*** Material to process

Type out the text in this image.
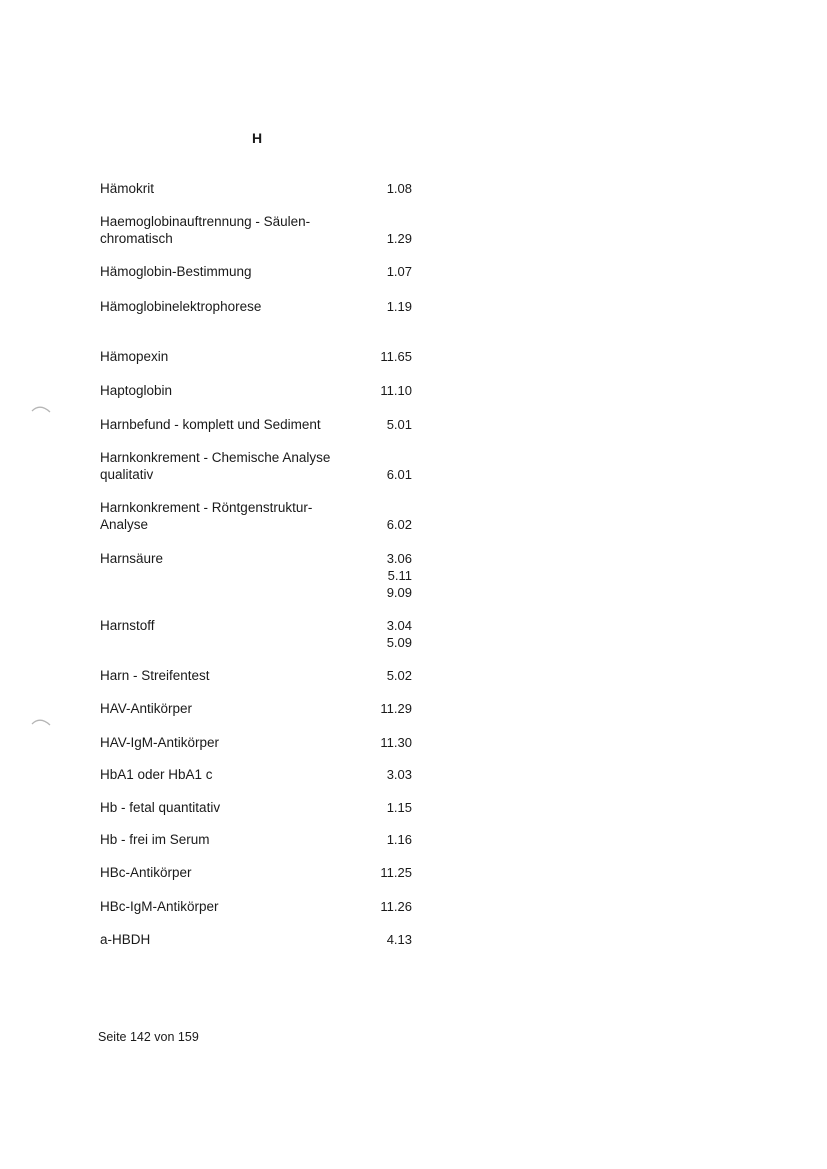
H
Hämokrit	1.08
Haemoglobinauftrennung - Säulen-
chromatisch	1.29
Hämoglobin-Bestimmung	1.07
Hämoglobinelektrophorese	1.19
Hämopexin	11.65
Haptoglobin	11.10
Harnbefund - komplett und Sediment	5.01
Harnkonkrement - Chemische Analyse
qualitativ	6.01
Harnkonkrement - Röntgenstruktur-
Analyse	6.02
Harnsäure	3.06
5.11
9.09
Harnstoff	3.04
5.09
Harn - Streifentest	5.02
HAV-Antikörper	11.29
HAV-IgM-Antikörper	11.30
HbA1 oder HbA1 c	3.03
Hb - fetal quantitativ	1.15
Hb - frei im Serum	1.16
HBc-Antikörper	11.25
HBc-IgM-Antikörper	11.26
a-HBDH	4.13
Seite 142 von 159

******

Set exercise
Extract every line containing the string "Harnkonkrement" from the material.

Written response
Harnkonkrement - Chemische Analyse
Harnkonkrement - Röntgenstruktur-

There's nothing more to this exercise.